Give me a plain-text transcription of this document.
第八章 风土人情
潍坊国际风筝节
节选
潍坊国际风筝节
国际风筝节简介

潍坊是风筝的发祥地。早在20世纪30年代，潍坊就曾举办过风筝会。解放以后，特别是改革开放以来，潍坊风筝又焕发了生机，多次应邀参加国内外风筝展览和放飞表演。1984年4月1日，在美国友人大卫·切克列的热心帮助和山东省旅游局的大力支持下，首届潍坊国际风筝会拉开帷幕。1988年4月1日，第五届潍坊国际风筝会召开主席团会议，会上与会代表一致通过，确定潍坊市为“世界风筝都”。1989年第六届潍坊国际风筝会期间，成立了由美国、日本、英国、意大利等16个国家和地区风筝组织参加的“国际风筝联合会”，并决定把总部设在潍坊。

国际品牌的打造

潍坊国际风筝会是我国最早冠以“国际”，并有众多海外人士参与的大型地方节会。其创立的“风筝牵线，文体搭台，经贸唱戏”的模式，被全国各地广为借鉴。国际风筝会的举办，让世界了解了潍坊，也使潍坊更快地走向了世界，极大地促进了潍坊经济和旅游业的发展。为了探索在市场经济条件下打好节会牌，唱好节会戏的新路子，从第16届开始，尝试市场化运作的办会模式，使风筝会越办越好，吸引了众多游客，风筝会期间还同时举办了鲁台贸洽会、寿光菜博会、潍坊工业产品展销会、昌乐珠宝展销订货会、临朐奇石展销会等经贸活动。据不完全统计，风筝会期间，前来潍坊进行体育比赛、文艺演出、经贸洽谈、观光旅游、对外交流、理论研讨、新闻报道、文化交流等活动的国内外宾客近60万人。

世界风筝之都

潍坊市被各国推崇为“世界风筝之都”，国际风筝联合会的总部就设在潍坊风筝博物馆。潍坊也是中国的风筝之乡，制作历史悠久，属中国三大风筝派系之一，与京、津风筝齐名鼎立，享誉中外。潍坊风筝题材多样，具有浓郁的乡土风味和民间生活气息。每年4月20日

####

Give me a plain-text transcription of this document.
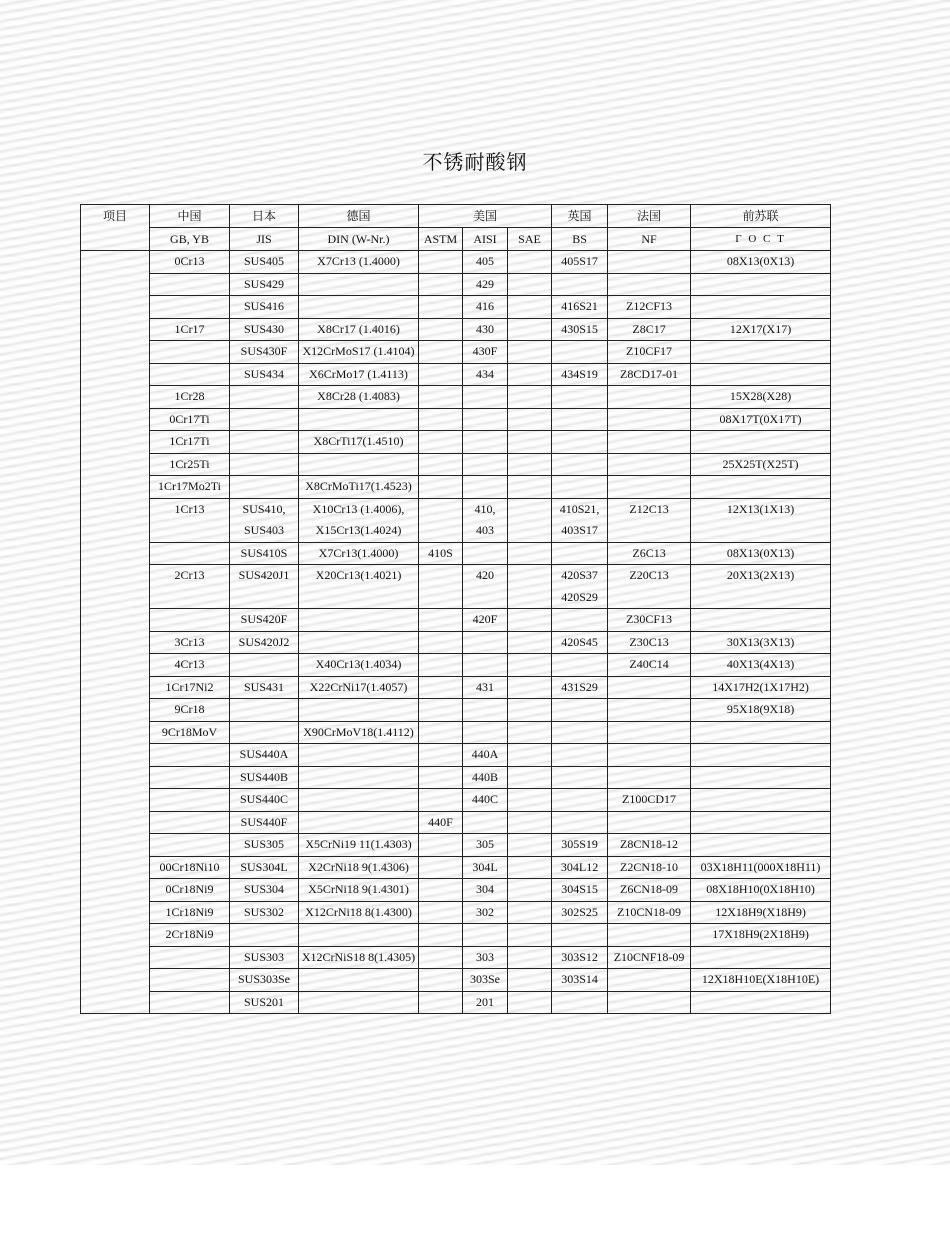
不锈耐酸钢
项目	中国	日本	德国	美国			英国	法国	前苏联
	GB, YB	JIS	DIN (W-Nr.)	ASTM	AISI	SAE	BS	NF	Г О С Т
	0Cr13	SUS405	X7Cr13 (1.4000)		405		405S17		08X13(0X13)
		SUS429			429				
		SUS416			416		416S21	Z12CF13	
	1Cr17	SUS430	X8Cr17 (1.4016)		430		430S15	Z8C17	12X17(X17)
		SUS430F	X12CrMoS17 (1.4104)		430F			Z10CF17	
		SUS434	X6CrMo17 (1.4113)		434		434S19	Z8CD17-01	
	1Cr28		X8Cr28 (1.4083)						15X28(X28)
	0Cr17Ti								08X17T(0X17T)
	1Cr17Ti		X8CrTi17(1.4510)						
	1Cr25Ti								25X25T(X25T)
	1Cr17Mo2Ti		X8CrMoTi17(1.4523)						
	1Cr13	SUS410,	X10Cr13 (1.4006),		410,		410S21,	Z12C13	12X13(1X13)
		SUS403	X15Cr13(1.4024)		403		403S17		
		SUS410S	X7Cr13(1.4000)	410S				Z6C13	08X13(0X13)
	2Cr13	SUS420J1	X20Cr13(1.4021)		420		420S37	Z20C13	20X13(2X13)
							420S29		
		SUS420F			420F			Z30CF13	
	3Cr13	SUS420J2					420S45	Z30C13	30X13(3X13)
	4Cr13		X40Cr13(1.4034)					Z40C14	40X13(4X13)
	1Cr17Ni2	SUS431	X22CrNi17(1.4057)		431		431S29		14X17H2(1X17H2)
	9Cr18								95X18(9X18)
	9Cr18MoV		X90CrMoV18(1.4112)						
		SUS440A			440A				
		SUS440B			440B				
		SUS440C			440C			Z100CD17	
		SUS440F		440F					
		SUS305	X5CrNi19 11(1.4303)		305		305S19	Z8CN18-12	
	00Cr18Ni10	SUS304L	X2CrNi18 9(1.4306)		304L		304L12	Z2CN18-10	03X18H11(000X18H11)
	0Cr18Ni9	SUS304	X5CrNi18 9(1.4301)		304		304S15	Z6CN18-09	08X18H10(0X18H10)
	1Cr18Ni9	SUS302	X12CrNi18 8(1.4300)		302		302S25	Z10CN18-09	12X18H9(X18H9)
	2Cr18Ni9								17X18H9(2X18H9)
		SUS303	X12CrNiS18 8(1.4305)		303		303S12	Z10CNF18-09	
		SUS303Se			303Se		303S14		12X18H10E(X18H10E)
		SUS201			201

####

▶ EXERCISE GOAL
Where a line holds "世界风筝之都", copy that line.

▶ TASK RESULT
世界风筝之都
潍坊市被各国推崇为“世界风筝之都”，国际风筝联合会的总部就设在潍坊风筝博物馆。潍坊也是中国的风筝之乡，制作历史悠久，属中国三大风筝派系之一，与京、津风筝齐名鼎立，享誉中外。潍坊风筝题材多样，具有浓郁的乡土风味和民间生活气息。每年4月20日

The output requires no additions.